Exercise task: Skip the images and copy each record exactly as written.

##############################

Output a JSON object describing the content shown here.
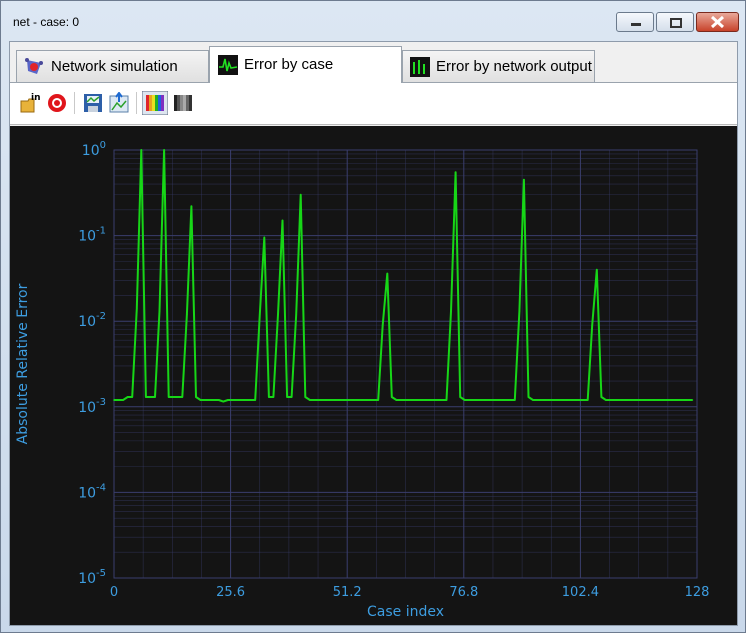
{
  "window": {
    "title": "net - case: 0"
  },
  "tabs": [
    {
      "label": "Network simulation",
      "icon": "network-icon",
      "active": false
    },
    {
      "label": "Error by case",
      "icon": "waveform-icon",
      "active": true
    },
    {
      "label": "Error by network output",
      "icon": "bars-icon",
      "active": false
    }
  ],
  "toolbar": {
    "icons": [
      "open-in-icon",
      "record-icon",
      "save-image-icon",
      "export-image-icon",
      "color-palette-icon",
      "grayscale-palette-icon"
    ]
  },
  "colors": {
    "background": "#141414",
    "grid": "#3a3e6e",
    "line": "#17d617",
    "axis_text": "#3d9de0"
  },
  "chart_data": {
    "type": "line",
    "title": "",
    "xlabel": "Case index",
    "ylabel": "Absolute Relative Error",
    "xlim": [
      0,
      128
    ],
    "ylim": [
      1e-05,
      1
    ],
    "yscale": "log",
    "grid": true,
    "x_ticks": [
      "0",
      "25.6",
      "51.2",
      "76.8",
      "102.4",
      "128"
    ],
    "y_ticks": [
      {
        "base": "10",
        "exp": "0",
        "value": 1
      },
      {
        "base": "10",
        "exp": "-1",
        "value": 0.1
      },
      {
        "base": "10",
        "exp": "-2",
        "value": 0.01
      },
      {
        "base": "10",
        "exp": "-3",
        "value": 0.001
      },
      {
        "base": "10",
        "exp": "-4",
        "value": 0.0001
      },
      {
        "base": "10",
        "exp": "-5",
        "value": 1e-05
      }
    ],
    "series": [
      {
        "x": [
          0,
          1,
          2,
          3,
          4,
          5,
          6,
          7,
          8,
          9,
          10,
          11,
          12,
          13,
          14,
          15,
          16,
          17,
          18,
          19,
          20,
          21,
          22,
          23,
          24,
          25,
          26,
          27,
          28,
          29,
          30,
          31,
          32,
          33,
          34,
          35,
          36,
          37,
          38,
          39,
          40,
          41,
          42,
          43,
          44,
          45,
          46,
          47,
          48,
          49,
          50,
          51,
          52,
          53,
          54,
          55,
          56,
          57,
          58,
          59,
          60,
          61,
          62,
          63,
          64,
          65,
          66,
          67,
          68,
          69,
          70,
          71,
          72,
          73,
          74,
          75,
          76,
          77,
          78,
          79,
          80,
          81,
          82,
          83,
          84,
          85,
          86,
          87,
          88,
          89,
          90,
          91,
          92,
          93,
          94,
          95,
          96,
          97,
          98,
          99,
          100,
          101,
          102,
          103,
          104,
          105,
          106,
          107,
          108,
          109,
          110,
          111,
          112,
          113,
          114,
          115,
          116,
          117,
          118,
          119,
          120,
          121,
          122,
          123,
          124,
          125,
          126,
          127
        ],
        "y": [
          0.0012,
          0.0012,
          0.0012,
          0.0013,
          0.0013,
          0.014,
          1.0,
          0.0013,
          0.0013,
          0.0013,
          0.013,
          1.0,
          0.0013,
          0.0013,
          0.0013,
          0.0013,
          0.012,
          0.22,
          0.0013,
          0.0012,
          0.0012,
          0.0012,
          0.0012,
          0.0012,
          0.00115,
          0.0012,
          0.0012,
          0.0012,
          0.0012,
          0.0012,
          0.0012,
          0.0012,
          0.012,
          0.095,
          0.0013,
          0.0013,
          0.012,
          0.15,
          0.0013,
          0.0013,
          0.012,
          0.3,
          0.0013,
          0.0012,
          0.0012,
          0.0012,
          0.0012,
          0.0012,
          0.0012,
          0.0012,
          0.0012,
          0.0012,
          0.0012,
          0.0012,
          0.0012,
          0.0012,
          0.0012,
          0.0012,
          0.0012,
          0.009,
          0.036,
          0.0013,
          0.0012,
          0.0012,
          0.0012,
          0.0012,
          0.0012,
          0.0012,
          0.0012,
          0.0012,
          0.0012,
          0.0012,
          0.0012,
          0.0012,
          0.013,
          0.55,
          0.0013,
          0.0012,
          0.0012,
          0.0012,
          0.0012,
          0.0012,
          0.0012,
          0.0012,
          0.0012,
          0.0012,
          0.0012,
          0.0012,
          0.0012,
          0.013,
          0.45,
          0.0013,
          0.0012,
          0.0012,
          0.0012,
          0.0012,
          0.0012,
          0.0012,
          0.0012,
          0.0012,
          0.0012,
          0.0012,
          0.0012,
          0.0012,
          0.0012,
          0.009,
          0.04,
          0.0013,
          0.0012,
          0.0012,
          0.0012,
          0.0012,
          0.0012,
          0.0012,
          0.0012,
          0.0012,
          0.0012,
          0.0012,
          0.0012,
          0.0012,
          0.0012,
          0.0012,
          0.0012,
          0.0012,
          0.0012,
          0.0012,
          0.0012,
          0.0012
        ]
      }
    ]
  }
}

##############################

The response:
Output a JSON object describing the content shown here.
{
  "window": {
    "title": "net - case: 0"
  },
  "tabs": [
    {
      "label": "Network simulation",
      "icon": "network-icon",
      "active": false
    },
    {
      "label": "Error by case",
      "icon": "waveform-icon",
      "active": true
    },
    {
      "label": "Error by network output",
      "icon": "bars-icon",
      "active": false
    }
  ],
  "toolbar": {
    "icons": [
      "open-in-icon",
      "record-icon",
      "save-image-icon",
      "export-image-icon",
      "color-palette-icon",
      "grayscale-palette-icon"
    ]
  },
  "colors": {
    "background": "#141414",
    "grid": "#3a3e6e",
    "line": "#17d617",
    "axis_text": "#3d9de0"
  },
  "chart_data": {
    "type": "line",
    "title": "",
    "xlabel": "Case index",
    "ylabel": "Absolute Relative Error",
    "xlim": [
      0,
      128
    ],
    "ylim": [
      1e-05,
      1
    ],
    "yscale": "log",
    "grid": true,
    "x_ticks": [
      "0",
      "25.6",
      "51.2",
      "76.8",
      "102.4",
      "128"
    ],
    "y_ticks": [
      {
        "base": "10",
        "exp": "0",
        "value": 1
      },
      {
        "base": "10",
        "exp": "-1",
        "value": 0.1
      },
      {
        "base": "10",
        "exp": "-2",
        "value": 0.01
      },
      {
        "base": "10",
        "exp": "-3",
        "value": 0.001
      },
      {
        "base": "10",
        "exp": "-4",
        "value": 0.0001
      },
      {
        "base": "10",
        "exp": "-5",
        "value": 1e-05
      }
    ],
    "series": [
      {
        "x": [
          0,
          1,
          2,
          3,
          4,
          5,
          6,
          7,
          8,
          9,
          10,
          11,
          12,
          13,
          14,
          15,
          16,
          17,
          18,
          19,
          20,
          21,
          22,
          23,
          24,
          25,
          26,
          27,
          28,
          29,
          30,
          31,
          32,
          33,
          34,
          35,
          36,
          37,
          38,
          39,
          40,
          41,
          42,
          43,
          44,
          45,
          46,
          47,
          48,
          49,
          50,
          51,
          52,
          53,
          54,
          55,
          56,
          57,
          58,
          59,
          60,
          61,
          62,
          63,
          64,
          65,
          66,
          67,
          68,
          69,
          70,
          71,
          72,
          73,
          74,
          75,
          76,
          77,
          78,
          79,
          80,
          81,
          82,
          83,
          84,
          85,
          86,
          87,
          88,
          89,
          90,
          91,
          92,
          93,
          94,
          95,
          96,
          97,
          98,
          99,
          100,
          101,
          102,
          103,
          104,
          105,
          106,
          107,
          108,
          109,
          110,
          111,
          112,
          113,
          114,
          115,
          116,
          117,
          118,
          119,
          120,
          121,
          122,
          123,
          124,
          125,
          126,
          127
        ],
        "y": [
          0.0012,
          0.0012,
          0.0012,
          0.0013,
          0.0013,
          0.014,
          1.0,
          0.0013,
          0.0013,
          0.0013,
          0.013,
          1.0,
          0.0013,
          0.0013,
          0.0013,
          0.0013,
          0.012,
          0.22,
          0.0013,
          0.0012,
          0.0012,
          0.0012,
          0.0012,
          0.0012,
          0.00115,
          0.0012,
          0.0012,
          0.0012,
          0.0012,
          0.0012,
          0.0012,
          0.0012,
          0.012,
          0.095,
          0.0013,
          0.0013,
          0.012,
          0.15,
          0.0013,
          0.0013,
          0.012,
          0.3,
          0.0013,
          0.0012,
          0.0012,
          0.0012,
          0.0012,
          0.0012,
          0.0012,
          0.0012,
          0.0012,
          0.0012,
          0.0012,
          0.0012,
          0.0012,
          0.0012,
          0.0012,
          0.0012,
          0.0012,
          0.009,
          0.036,
          0.0013,
          0.0012,
          0.0012,
          0.0012,
          0.0012,
          0.0012,
          0.0012,
          0.0012,
          0.0012,
          0.0012,
          0.0012,
          0.0012,
          0.0012,
          0.013,
          0.55,
          0.0013,
          0.0012,
          0.0012,
          0.0012,
          0.0012,
          0.0012,
          0.0012,
          0.0012,
          0.0012,
          0.0012,
          0.0012,
          0.0012,
          0.0012,
          0.013,
          0.45,
          0.0013,
          0.0012,
          0.0012,
          0.0012,
          0.0012,
          0.0012,
          0.0012,
          0.0012,
          0.0012,
          0.0012,
          0.0012,
          0.0012,
          0.0012,
          0.0012,
          0.009,
          0.04,
          0.0013,
          0.0012,
          0.0012,
          0.0012,
          0.0012,
          0.0012,
          0.0012,
          0.0012,
          0.0012,
          0.0012,
          0.0012,
          0.0012,
          0.0012,
          0.0012,
          0.0012,
          0.0012,
          0.0012,
          0.0012,
          0.0012,
          0.0012,
          0.0012
        ]
      }
    ]
  }
}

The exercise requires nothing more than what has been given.